- AIM
Count lines, not occurrences: give the number of lines holding the word "小熊維尼", and nothing besides.

Dataset records
begin
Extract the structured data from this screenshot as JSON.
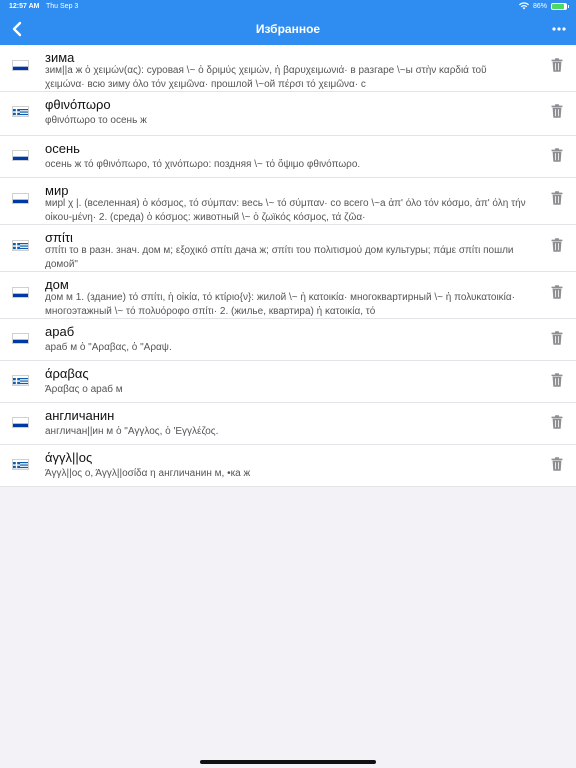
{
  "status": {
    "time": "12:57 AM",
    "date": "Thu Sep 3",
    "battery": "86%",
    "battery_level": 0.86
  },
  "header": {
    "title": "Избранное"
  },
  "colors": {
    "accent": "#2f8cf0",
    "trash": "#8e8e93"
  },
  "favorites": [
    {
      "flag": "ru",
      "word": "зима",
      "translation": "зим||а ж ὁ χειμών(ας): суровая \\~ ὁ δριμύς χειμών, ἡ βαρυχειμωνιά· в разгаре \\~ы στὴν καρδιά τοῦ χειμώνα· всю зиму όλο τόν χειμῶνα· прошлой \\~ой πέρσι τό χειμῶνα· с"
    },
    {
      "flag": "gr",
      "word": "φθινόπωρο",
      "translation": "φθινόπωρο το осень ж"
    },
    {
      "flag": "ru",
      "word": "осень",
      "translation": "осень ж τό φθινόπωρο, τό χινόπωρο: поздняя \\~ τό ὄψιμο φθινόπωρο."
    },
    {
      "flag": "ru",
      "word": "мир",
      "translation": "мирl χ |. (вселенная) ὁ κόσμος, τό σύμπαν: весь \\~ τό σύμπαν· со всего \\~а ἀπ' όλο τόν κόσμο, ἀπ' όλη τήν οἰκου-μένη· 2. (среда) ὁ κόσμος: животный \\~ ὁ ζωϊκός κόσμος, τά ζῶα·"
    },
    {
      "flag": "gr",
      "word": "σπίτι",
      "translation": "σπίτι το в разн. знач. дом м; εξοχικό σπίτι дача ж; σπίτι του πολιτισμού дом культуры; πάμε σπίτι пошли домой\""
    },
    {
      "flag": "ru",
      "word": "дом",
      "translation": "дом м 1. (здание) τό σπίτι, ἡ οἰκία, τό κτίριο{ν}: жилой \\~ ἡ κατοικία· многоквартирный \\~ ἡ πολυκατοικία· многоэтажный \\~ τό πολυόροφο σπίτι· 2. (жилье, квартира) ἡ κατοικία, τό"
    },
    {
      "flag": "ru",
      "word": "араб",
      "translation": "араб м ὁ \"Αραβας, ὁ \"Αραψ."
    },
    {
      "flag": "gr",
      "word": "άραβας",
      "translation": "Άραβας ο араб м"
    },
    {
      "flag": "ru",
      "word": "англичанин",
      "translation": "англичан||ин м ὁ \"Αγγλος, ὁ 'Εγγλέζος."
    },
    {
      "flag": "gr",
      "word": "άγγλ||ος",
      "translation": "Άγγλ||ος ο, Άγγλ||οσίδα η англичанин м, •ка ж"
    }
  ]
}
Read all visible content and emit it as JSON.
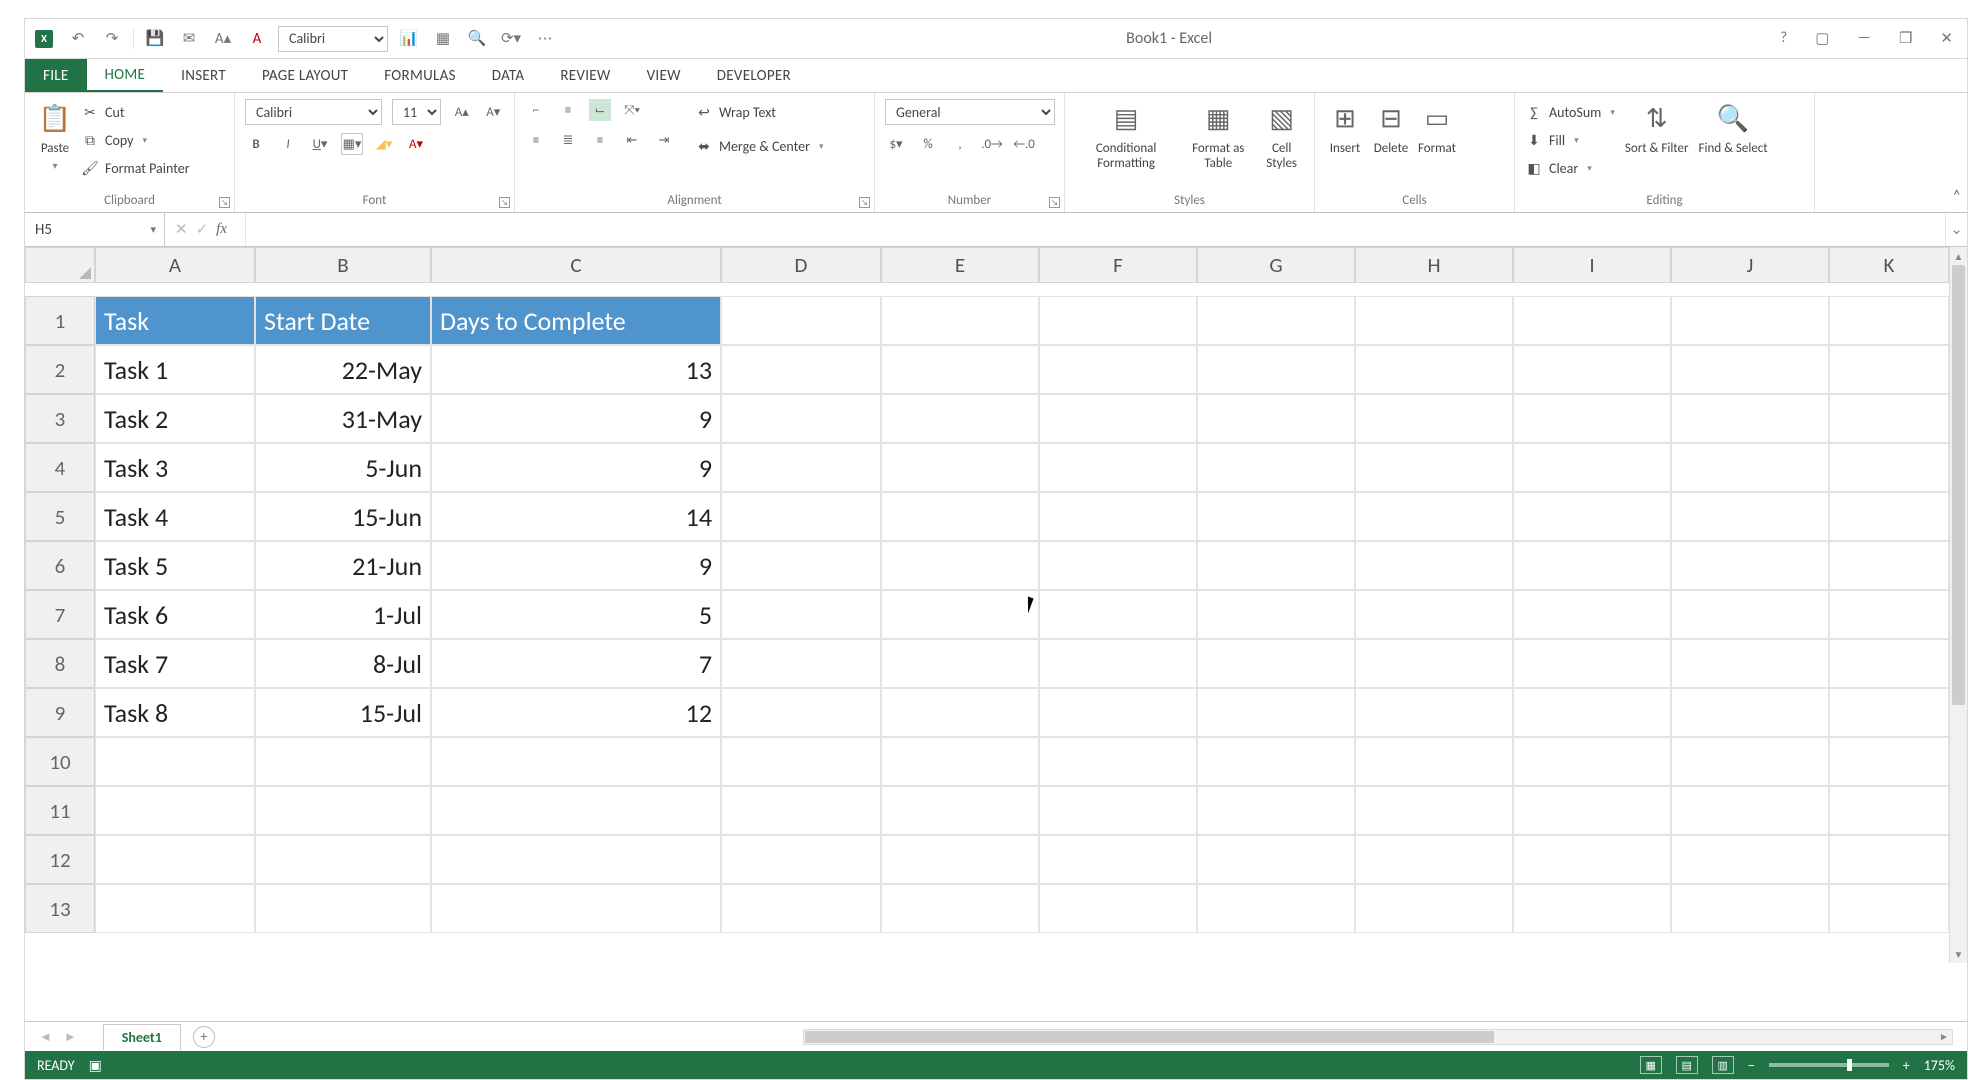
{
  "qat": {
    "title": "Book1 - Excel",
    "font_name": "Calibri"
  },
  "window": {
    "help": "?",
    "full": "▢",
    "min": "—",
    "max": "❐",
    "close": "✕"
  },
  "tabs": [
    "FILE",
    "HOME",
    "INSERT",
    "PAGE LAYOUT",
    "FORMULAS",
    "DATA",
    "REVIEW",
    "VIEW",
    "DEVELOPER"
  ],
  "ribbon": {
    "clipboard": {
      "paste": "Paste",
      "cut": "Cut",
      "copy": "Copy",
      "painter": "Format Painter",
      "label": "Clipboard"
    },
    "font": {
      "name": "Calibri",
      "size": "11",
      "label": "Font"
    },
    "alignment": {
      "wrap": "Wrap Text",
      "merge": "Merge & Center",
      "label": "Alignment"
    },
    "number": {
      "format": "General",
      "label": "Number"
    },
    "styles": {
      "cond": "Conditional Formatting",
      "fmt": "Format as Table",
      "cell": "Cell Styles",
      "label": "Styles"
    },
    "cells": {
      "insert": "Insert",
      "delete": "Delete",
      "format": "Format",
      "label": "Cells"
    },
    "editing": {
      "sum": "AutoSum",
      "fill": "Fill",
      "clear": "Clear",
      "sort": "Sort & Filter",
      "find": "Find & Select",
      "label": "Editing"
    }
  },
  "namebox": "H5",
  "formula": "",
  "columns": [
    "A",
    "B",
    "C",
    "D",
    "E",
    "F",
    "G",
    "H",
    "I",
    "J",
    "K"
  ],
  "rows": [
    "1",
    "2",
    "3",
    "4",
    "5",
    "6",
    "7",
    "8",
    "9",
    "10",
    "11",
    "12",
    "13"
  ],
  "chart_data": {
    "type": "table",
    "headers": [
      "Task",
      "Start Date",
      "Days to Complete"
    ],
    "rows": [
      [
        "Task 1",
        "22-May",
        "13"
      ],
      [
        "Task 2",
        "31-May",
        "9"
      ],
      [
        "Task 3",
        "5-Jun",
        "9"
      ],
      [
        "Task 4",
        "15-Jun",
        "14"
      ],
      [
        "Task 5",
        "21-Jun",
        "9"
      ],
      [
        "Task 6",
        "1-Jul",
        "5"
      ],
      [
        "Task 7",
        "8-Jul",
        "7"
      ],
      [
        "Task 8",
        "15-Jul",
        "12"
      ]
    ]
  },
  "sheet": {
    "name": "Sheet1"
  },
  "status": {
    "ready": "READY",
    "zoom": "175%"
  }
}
end
begin
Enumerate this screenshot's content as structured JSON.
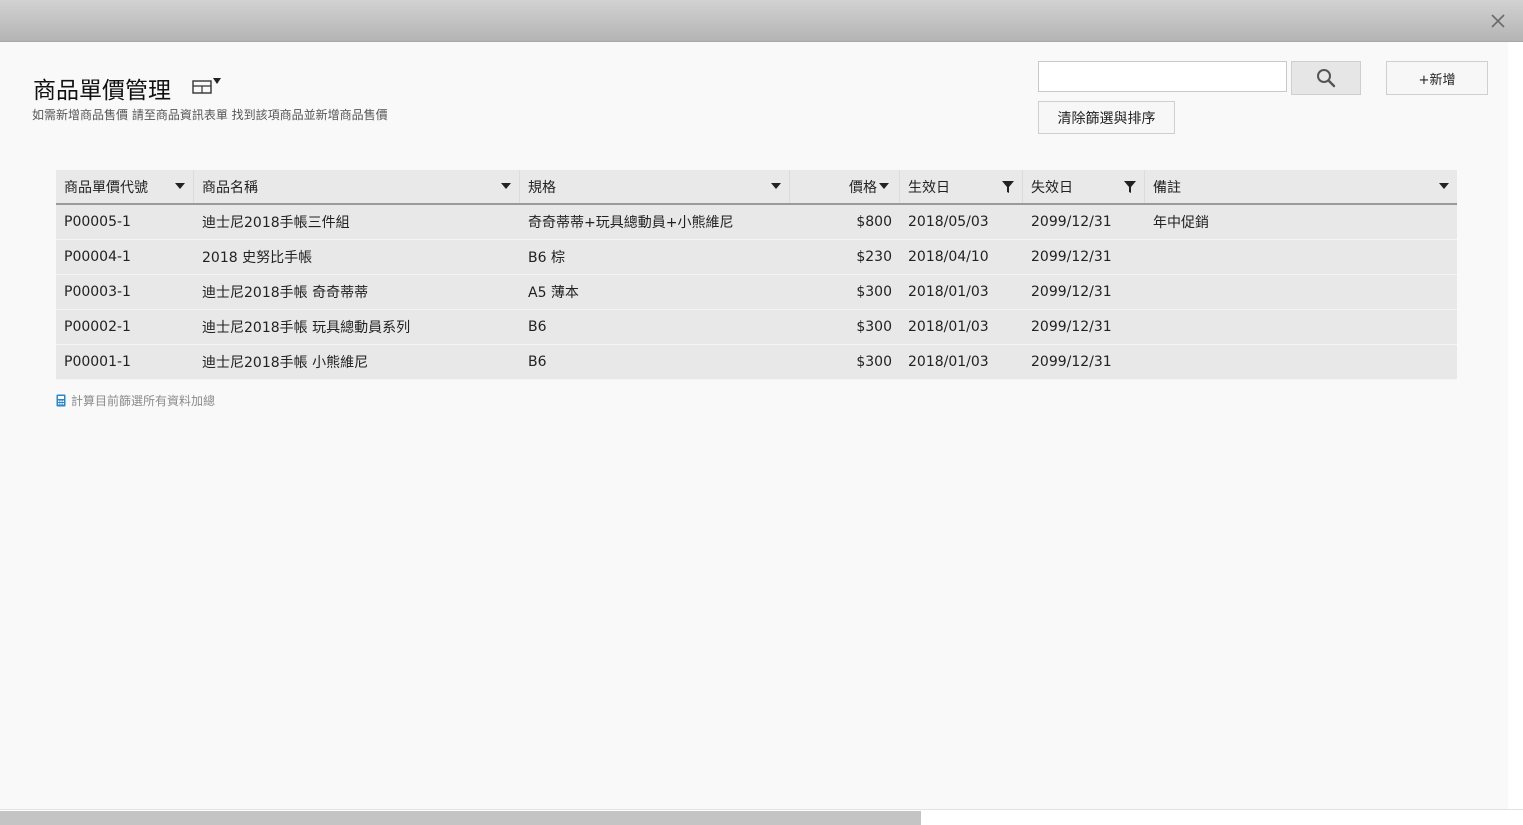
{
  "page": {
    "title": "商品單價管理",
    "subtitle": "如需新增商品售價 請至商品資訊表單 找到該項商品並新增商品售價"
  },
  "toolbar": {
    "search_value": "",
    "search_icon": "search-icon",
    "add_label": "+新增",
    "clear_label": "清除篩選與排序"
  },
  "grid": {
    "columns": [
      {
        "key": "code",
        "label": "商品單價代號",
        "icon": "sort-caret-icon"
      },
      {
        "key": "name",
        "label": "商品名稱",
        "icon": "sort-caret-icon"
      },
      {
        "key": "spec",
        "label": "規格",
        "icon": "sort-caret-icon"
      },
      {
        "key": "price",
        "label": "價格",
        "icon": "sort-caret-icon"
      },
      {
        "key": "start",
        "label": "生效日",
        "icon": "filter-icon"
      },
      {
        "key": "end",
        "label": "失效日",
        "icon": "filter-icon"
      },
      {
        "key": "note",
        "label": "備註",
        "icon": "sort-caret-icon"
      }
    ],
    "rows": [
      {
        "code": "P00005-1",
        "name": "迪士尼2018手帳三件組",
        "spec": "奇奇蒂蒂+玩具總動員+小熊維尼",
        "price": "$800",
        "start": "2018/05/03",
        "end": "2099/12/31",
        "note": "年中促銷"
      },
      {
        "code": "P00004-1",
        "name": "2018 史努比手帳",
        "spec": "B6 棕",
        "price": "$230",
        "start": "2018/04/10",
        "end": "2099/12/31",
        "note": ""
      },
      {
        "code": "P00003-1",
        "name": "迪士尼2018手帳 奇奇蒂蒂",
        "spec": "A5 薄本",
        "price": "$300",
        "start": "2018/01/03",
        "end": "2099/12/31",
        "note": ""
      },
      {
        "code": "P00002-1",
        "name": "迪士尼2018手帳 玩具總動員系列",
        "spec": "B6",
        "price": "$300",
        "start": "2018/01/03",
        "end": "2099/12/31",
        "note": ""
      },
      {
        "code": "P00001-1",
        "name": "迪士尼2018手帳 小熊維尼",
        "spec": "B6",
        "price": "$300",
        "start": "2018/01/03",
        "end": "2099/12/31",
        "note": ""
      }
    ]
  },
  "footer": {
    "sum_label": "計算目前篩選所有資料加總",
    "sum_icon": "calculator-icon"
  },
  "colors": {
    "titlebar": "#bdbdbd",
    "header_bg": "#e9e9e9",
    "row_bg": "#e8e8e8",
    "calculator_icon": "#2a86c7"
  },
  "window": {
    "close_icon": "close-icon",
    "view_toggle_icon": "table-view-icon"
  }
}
end
begin
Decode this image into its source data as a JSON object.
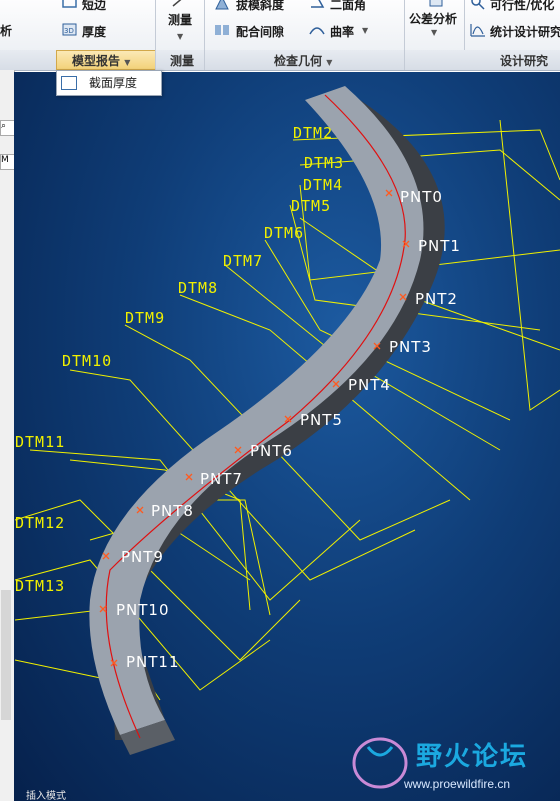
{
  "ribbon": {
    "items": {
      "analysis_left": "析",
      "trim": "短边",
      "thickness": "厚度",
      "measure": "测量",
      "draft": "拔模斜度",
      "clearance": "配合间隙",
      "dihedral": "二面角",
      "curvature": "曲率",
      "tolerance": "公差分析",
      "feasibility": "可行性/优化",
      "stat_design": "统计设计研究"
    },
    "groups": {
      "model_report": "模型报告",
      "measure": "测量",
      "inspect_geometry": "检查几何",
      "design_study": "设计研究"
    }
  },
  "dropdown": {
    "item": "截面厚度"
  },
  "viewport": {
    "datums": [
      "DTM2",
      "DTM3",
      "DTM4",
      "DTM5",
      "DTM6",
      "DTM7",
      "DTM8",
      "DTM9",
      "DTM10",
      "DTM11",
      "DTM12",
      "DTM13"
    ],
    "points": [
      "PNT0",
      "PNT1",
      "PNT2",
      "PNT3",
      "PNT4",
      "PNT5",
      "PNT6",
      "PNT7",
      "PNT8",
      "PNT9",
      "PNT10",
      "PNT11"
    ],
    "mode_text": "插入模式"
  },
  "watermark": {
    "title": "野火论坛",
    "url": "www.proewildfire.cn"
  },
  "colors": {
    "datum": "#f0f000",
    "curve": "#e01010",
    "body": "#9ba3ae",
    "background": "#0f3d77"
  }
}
end
- EXERCISE OUTPUT
2